-- Work to do --
Set down every entry again word for word, please, but skip the pictures.

----

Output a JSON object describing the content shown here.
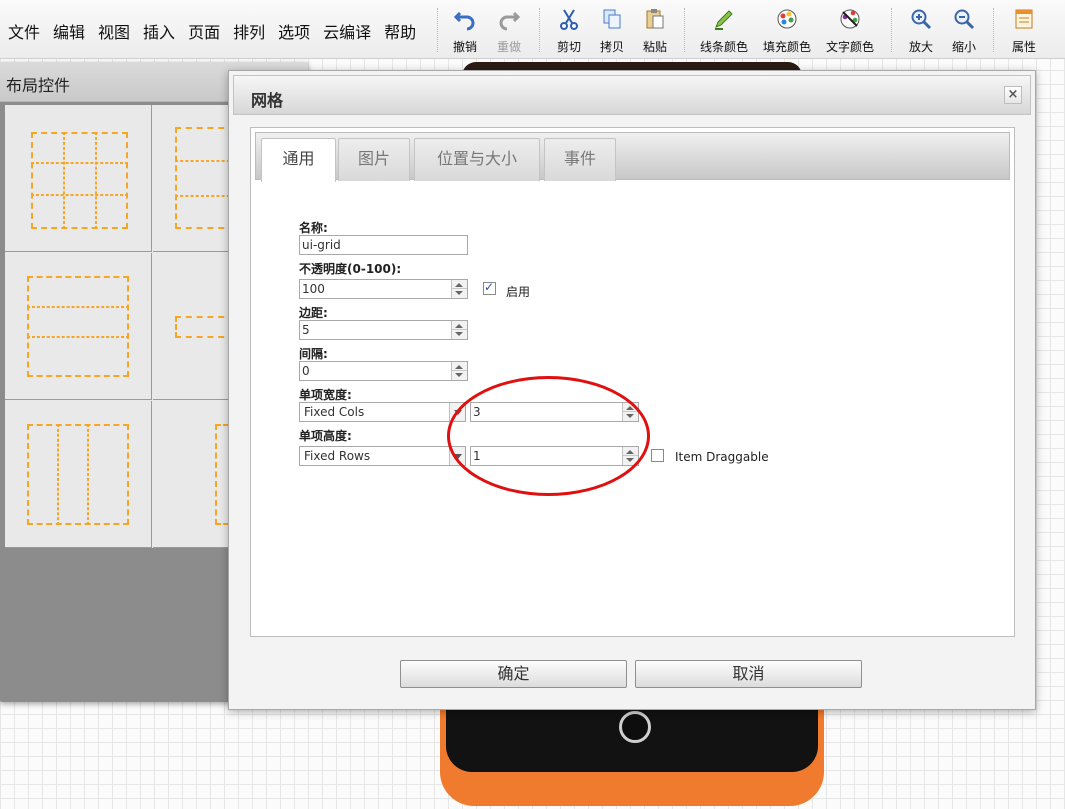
{
  "menu": [
    "文件",
    "编辑",
    "视图",
    "插入",
    "页面",
    "排列",
    "选项",
    "云编译",
    "帮助"
  ],
  "toolbar": {
    "undo": "撤销",
    "redo": "重做",
    "cut": "剪切",
    "copy": "拷贝",
    "paste": "粘贴",
    "line_color": "线条颜色",
    "fill_color": "填充颜色",
    "text_color": "文字颜色",
    "zoom_in": "放大",
    "zoom_out": "缩小",
    "properties": "属性"
  },
  "layout_panel": {
    "title": "布局控件"
  },
  "dialog": {
    "title": "网格",
    "close": "×",
    "tabs": [
      "通用",
      "图片",
      "位置与大小",
      "事件"
    ],
    "fields": {
      "name_label": "名称:",
      "name_value": "ui-grid",
      "opacity_label": "不透明度(0-100):",
      "opacity_value": "100",
      "enable_label": "启用",
      "margin_label": "边距:",
      "margin_value": "5",
      "spacing_label": "间隔:",
      "spacing_value": "0",
      "item_width_label": "单项宽度:",
      "item_width_mode": "Fixed Cols",
      "item_width_value": "3",
      "item_height_label": "单项高度:",
      "item_height_mode": "Fixed Rows",
      "item_height_value": "1",
      "draggable_label": "Item Draggable"
    },
    "enable_checked": true,
    "draggable_checked": false,
    "ok": "确定",
    "cancel": "取消"
  },
  "colors": {
    "annotation": "#e01010",
    "dashed": "#f5a623",
    "phone_orange": "#f07a2e"
  }
}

----

-- Solution to the problem --
Output a JSON object describing the content shown here.
{
  "menu": [
    "文件",
    "编辑",
    "视图",
    "插入",
    "页面",
    "排列",
    "选项",
    "云编译",
    "帮助"
  ],
  "toolbar": {
    "undo": "撤销",
    "redo": "重做",
    "cut": "剪切",
    "copy": "拷贝",
    "paste": "粘贴",
    "line_color": "线条颜色",
    "fill_color": "填充颜色",
    "text_color": "文字颜色",
    "zoom_in": "放大",
    "zoom_out": "缩小",
    "properties": "属性"
  },
  "layout_panel": {
    "title": "布局控件"
  },
  "dialog": {
    "title": "网格",
    "close": "×",
    "tabs": [
      "通用",
      "图片",
      "位置与大小",
      "事件"
    ],
    "fields": {
      "name_label": "名称:",
      "name_value": "ui-grid",
      "opacity_label": "不透明度(0-100):",
      "opacity_value": "100",
      "enable_label": "启用",
      "margin_label": "边距:",
      "margin_value": "5",
      "spacing_label": "间隔:",
      "spacing_value": "0",
      "item_width_label": "单项宽度:",
      "item_width_mode": "Fixed Cols",
      "item_width_value": "3",
      "item_height_label": "单项高度:",
      "item_height_mode": "Fixed Rows",
      "item_height_value": "1",
      "draggable_label": "Item Draggable"
    },
    "enable_checked": true,
    "draggable_checked": false,
    "ok": "确定",
    "cancel": "取消"
  },
  "colors": {
    "annotation": "#e01010",
    "dashed": "#f5a623",
    "phone_orange": "#f07a2e"
  }
}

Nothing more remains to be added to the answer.